▸ **DIRECTIVE**
Please transcribe the data below exactly. Leave the pictures out.

▸ **TASK MATERIAL**
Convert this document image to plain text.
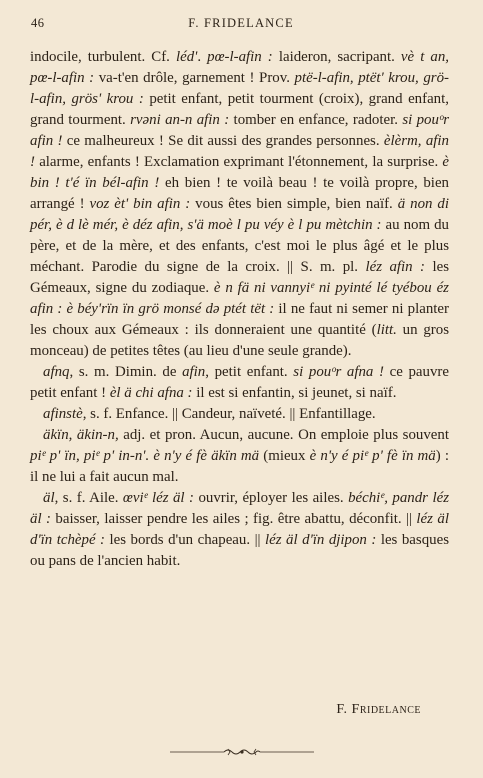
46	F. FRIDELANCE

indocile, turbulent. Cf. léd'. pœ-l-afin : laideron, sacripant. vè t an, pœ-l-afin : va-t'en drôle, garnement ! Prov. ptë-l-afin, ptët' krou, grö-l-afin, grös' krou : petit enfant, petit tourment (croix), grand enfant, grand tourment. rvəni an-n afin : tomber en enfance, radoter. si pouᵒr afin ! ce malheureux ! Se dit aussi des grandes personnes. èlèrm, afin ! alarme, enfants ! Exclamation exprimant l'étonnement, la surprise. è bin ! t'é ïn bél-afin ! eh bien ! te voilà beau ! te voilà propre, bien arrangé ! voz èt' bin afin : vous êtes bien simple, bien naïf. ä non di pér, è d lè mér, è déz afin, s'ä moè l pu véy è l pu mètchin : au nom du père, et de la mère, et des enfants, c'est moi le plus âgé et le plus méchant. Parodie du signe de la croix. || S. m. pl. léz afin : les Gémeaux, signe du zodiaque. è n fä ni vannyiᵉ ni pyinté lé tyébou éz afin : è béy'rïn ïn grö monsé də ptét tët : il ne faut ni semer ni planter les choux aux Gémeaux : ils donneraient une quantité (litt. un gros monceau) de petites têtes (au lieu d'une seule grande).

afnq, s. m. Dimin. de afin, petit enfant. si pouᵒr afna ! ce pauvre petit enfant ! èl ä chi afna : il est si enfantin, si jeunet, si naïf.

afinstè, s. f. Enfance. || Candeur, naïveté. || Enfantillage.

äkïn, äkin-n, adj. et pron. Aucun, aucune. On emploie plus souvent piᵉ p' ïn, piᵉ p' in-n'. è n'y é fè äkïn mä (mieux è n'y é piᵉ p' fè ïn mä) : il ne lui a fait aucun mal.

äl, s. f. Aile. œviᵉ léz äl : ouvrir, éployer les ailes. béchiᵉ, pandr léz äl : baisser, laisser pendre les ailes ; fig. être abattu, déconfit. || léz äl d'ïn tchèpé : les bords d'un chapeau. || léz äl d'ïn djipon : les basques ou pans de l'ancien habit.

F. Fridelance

▸ **REPLY TO THE TASK**
Convert this document image to plain text.
46	F. FRIDELANCE

indocile, turbulent. Cf. léd'. pœ-l-afin : laideron, sacripant. vè t an, pœ-l-afin : va-t'en drôle, garnement ! Prov. ptë-l-afin, ptët' krou, grö-l-afin, grös' krou : petit enfant, petit tourment (croix), grand enfant, grand tourment. rvəni an-n afin : tomber en enfance, radoter. si pouᵒr afin ! ce malheureux ! Se dit aussi des grandes personnes. èlèrm, afin ! alarme, enfants ! Exclamation exprimant l'étonnement, la surprise. è bin ! t'é ïn bél-afin ! eh bien ! te voilà beau ! te voilà propre, bien arrangé ! voz èt' bin afin : vous êtes bien simple, bien naïf. ä non di pér, è d lè mér, è déz afin, s'ä moè l pu véy è l pu mètchin : au nom du père, et de la mère, et des enfants, c'est moi le plus âgé et le plus méchant. Parodie du signe de la croix. || S. m. pl. léz afin : les Gémeaux, signe du zodiaque. è n fä ni vannyiᵉ ni pyinté lé tyébou éz afin : è béy'rïn ïn grö monsé də ptét tët : il ne faut ni semer ni planter les choux aux Gémeaux : ils donneraient une quantité (litt. un gros monceau) de petites têtes (au lieu d'une seule grande).

afnq, s. m. Dimin. de afin, petit enfant. si pouᵒr afna ! ce pauvre petit enfant ! èl ä chi afna : il est si enfantin, si jeunet, si naïf.

afinstè, s. f. Enfance. || Candeur, naïveté. || Enfantillage.

äkïn, äkin-n, adj. et pron. Aucun, aucune. On emploie plus souvent piᵉ p' ïn, piᵉ p' in-n'. è n'y é fè äkïn mä (mieux è n'y é piᵉ p' fè ïn mä) : il ne lui a fait aucun mal.

äl, s. f. Aile. œviᵉ léz äl : ouvrir, éployer les ailes. béchiᵉ, pandr léz äl : baisser, laisser pendre les ailes ; fig. être abattu, déconfit. || léz äl d'ïn tchèpé : les bords d'un chapeau. || léz äl d'ïn djipon : les basques ou pans de l'ancien habit.

F. Fridelance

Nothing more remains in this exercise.